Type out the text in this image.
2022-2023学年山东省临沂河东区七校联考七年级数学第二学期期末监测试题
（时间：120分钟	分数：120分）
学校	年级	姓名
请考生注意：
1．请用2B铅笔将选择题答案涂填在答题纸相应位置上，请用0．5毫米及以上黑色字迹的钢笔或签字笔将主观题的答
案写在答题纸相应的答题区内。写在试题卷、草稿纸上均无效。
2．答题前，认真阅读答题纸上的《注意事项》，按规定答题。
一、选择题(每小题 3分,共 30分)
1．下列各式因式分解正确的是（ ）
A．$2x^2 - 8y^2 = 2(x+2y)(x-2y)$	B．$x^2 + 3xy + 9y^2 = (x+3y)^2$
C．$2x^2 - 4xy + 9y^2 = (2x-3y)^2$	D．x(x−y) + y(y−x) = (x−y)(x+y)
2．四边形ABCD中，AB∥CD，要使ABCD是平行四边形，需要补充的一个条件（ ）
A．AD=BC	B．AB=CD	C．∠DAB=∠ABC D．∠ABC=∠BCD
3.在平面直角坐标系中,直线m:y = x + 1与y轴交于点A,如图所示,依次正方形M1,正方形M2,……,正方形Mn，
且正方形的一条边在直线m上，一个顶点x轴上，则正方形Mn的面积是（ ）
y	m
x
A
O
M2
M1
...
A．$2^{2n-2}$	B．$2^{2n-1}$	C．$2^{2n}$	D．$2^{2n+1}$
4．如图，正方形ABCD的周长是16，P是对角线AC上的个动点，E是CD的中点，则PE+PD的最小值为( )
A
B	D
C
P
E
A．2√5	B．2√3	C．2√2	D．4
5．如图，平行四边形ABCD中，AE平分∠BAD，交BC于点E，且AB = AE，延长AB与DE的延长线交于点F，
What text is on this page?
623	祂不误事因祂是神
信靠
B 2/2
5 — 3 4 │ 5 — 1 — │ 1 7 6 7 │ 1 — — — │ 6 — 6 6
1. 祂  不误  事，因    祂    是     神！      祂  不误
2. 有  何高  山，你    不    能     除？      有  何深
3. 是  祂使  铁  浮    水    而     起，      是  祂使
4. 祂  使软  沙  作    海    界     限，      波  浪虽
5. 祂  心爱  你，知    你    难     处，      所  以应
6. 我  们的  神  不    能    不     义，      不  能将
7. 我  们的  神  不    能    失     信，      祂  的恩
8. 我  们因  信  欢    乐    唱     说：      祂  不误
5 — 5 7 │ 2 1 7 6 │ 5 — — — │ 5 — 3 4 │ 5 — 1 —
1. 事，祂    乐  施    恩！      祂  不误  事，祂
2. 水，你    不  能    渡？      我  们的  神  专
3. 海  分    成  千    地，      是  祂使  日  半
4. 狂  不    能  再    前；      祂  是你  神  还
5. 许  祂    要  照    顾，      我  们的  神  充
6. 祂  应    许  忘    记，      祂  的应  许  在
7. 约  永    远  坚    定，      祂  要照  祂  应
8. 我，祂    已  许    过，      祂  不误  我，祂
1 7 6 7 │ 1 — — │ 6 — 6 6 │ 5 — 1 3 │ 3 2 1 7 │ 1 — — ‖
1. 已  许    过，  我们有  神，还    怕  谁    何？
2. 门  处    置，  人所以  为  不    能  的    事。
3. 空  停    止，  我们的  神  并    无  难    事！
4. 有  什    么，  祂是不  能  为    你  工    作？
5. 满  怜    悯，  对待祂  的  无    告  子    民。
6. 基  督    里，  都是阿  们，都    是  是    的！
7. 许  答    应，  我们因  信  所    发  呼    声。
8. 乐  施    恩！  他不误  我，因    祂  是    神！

* * *

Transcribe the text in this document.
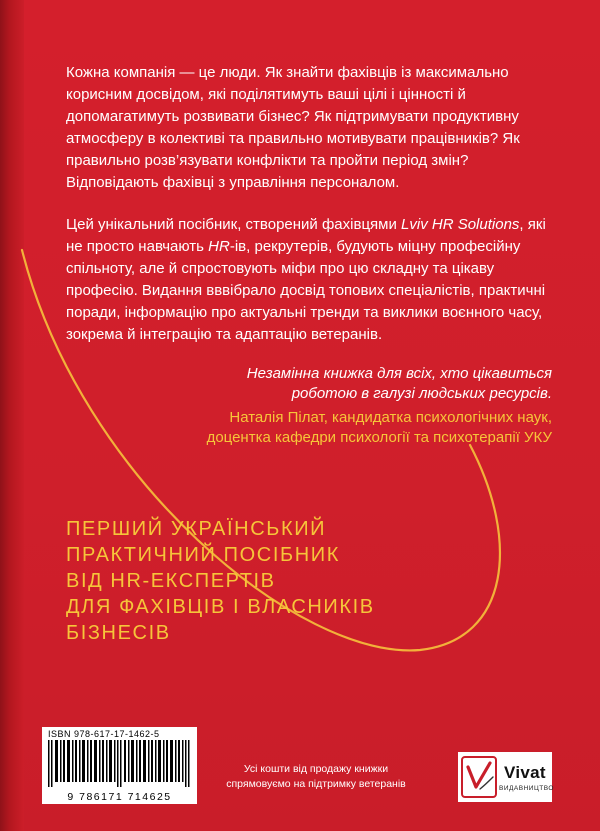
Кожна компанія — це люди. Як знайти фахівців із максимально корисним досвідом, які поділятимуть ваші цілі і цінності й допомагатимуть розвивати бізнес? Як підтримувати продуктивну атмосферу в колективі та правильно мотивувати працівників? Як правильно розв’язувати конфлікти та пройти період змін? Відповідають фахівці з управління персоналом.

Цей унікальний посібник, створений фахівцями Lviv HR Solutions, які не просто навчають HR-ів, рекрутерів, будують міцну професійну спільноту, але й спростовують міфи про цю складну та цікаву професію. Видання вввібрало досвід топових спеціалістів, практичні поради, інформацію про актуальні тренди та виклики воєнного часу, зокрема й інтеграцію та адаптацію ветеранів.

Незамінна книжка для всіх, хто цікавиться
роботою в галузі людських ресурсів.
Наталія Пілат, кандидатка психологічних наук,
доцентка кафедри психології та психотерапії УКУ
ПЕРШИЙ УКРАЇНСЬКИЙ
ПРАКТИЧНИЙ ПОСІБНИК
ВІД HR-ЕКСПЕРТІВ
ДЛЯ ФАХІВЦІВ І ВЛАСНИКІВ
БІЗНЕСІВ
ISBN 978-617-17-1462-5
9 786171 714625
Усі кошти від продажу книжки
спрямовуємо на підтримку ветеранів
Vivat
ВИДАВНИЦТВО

» **Problem details**
Wherever a line in the data above holds "text", copy that line.

» **Finished task**
Type out the text in this image.
What text is on this page?
Transcribe the text in this document.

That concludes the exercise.